## THE REQUEST
Give only the number of lines in the listing below where the string "Specialist" occurs.

(Saved data entries)
===============

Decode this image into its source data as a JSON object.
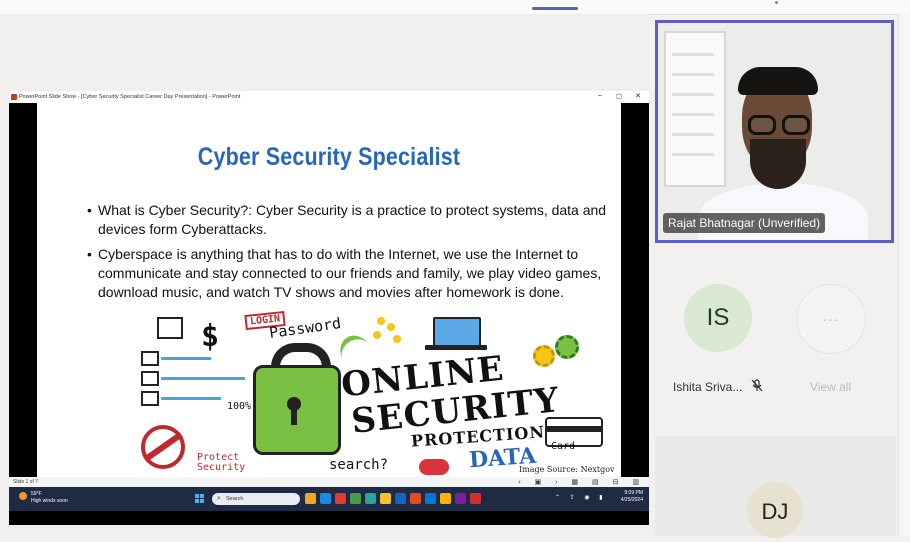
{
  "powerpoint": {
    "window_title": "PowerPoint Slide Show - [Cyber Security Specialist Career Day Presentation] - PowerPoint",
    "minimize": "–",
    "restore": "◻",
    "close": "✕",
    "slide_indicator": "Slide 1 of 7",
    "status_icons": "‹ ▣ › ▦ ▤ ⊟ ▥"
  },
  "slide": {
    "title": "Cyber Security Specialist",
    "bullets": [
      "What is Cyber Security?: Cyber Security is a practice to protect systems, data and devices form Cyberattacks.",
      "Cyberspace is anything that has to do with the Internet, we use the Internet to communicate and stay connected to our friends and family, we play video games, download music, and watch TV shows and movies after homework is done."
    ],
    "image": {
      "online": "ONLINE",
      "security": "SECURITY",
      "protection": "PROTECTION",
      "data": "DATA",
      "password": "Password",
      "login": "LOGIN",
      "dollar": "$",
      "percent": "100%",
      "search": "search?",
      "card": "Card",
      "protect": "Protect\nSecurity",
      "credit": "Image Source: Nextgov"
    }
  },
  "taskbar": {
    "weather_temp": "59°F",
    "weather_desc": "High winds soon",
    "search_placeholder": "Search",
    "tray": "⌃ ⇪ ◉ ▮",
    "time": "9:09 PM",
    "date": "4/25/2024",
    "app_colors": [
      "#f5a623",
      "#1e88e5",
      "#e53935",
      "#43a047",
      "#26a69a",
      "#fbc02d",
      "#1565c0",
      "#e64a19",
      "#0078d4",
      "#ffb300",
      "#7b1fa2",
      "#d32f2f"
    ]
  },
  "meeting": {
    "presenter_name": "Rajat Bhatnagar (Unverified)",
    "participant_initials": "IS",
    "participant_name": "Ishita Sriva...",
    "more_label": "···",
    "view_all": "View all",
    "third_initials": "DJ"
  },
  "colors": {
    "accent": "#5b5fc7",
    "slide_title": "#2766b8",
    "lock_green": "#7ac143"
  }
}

===============

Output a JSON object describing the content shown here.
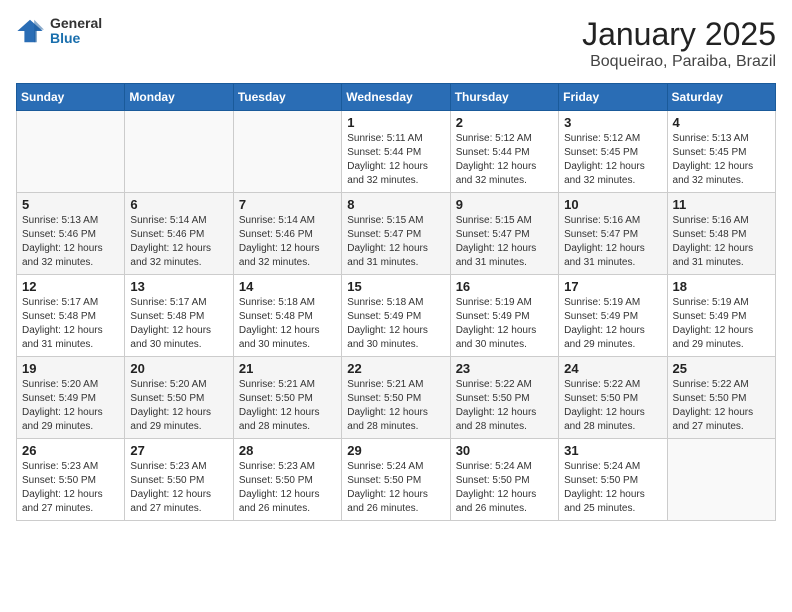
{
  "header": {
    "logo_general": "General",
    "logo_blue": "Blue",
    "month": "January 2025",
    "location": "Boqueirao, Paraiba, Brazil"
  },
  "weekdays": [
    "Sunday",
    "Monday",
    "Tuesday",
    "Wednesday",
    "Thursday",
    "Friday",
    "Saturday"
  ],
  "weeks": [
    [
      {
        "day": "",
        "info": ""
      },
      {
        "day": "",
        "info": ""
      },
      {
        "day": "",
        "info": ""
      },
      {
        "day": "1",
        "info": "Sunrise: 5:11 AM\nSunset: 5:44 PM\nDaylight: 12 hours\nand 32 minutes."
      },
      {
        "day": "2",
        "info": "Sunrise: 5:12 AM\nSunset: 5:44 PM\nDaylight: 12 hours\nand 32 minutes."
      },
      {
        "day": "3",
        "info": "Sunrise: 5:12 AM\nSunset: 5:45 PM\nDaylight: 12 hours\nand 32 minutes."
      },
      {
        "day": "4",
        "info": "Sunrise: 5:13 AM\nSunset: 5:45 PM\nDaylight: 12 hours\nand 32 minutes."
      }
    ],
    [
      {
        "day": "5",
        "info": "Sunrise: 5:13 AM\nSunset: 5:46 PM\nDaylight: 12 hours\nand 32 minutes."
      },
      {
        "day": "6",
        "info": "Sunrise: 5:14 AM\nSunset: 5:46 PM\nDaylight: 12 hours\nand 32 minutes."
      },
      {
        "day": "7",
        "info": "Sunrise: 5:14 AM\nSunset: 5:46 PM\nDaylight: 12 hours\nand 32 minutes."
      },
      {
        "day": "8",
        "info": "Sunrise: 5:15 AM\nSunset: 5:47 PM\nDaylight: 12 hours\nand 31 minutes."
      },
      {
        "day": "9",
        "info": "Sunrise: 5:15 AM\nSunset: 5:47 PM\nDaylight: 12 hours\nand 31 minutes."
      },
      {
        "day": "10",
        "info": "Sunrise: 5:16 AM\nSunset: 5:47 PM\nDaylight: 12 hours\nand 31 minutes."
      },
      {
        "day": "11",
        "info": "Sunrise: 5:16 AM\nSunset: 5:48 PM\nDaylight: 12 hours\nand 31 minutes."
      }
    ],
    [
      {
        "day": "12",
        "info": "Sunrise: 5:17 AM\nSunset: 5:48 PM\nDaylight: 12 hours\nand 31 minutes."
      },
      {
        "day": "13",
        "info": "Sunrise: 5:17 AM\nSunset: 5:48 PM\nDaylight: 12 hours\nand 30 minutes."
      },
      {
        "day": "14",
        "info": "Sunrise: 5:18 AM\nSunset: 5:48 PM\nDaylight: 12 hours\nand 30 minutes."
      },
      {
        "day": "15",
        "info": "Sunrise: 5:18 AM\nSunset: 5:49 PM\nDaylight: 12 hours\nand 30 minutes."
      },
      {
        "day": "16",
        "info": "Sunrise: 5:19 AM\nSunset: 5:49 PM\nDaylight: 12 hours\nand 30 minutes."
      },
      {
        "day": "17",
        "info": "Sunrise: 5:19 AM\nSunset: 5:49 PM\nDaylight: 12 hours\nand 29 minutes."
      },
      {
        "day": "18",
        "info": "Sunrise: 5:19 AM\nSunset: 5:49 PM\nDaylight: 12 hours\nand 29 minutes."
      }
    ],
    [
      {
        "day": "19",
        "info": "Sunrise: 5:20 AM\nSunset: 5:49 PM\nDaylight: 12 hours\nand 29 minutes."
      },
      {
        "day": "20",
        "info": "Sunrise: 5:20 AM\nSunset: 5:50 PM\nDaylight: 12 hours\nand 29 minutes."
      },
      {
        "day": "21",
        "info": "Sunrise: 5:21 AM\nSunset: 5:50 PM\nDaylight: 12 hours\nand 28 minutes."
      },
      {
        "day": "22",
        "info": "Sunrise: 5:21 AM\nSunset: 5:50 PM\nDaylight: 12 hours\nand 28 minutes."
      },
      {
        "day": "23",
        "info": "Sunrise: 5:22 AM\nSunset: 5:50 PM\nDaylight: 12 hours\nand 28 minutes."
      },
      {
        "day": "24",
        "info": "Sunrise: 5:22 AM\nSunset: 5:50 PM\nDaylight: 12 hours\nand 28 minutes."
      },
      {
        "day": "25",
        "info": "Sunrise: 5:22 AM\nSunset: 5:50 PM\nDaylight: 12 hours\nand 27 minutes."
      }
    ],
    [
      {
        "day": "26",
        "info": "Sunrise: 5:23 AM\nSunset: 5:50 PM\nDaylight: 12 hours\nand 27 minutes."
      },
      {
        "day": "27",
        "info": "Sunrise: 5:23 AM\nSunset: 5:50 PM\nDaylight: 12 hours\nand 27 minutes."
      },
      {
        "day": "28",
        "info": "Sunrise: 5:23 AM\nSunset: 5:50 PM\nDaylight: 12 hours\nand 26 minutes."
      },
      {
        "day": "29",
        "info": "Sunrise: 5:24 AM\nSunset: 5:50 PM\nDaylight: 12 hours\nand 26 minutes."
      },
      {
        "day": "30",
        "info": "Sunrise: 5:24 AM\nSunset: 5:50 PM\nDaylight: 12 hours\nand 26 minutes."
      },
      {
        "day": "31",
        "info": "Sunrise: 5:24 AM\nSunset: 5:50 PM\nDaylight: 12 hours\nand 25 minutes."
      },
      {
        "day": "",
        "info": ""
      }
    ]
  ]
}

===============

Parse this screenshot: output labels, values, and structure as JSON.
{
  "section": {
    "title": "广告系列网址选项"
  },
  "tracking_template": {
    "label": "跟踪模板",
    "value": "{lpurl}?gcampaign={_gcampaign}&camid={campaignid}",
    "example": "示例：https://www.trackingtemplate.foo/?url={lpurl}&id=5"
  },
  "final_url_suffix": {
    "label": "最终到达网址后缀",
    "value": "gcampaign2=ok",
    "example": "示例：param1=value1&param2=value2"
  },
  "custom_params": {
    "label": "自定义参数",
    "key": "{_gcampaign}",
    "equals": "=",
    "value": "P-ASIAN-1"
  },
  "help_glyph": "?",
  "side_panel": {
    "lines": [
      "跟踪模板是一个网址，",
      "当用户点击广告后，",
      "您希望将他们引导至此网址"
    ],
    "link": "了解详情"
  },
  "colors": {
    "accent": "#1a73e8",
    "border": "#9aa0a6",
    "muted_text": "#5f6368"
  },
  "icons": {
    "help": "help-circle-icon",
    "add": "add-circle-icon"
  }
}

===============

## RESPONSE
2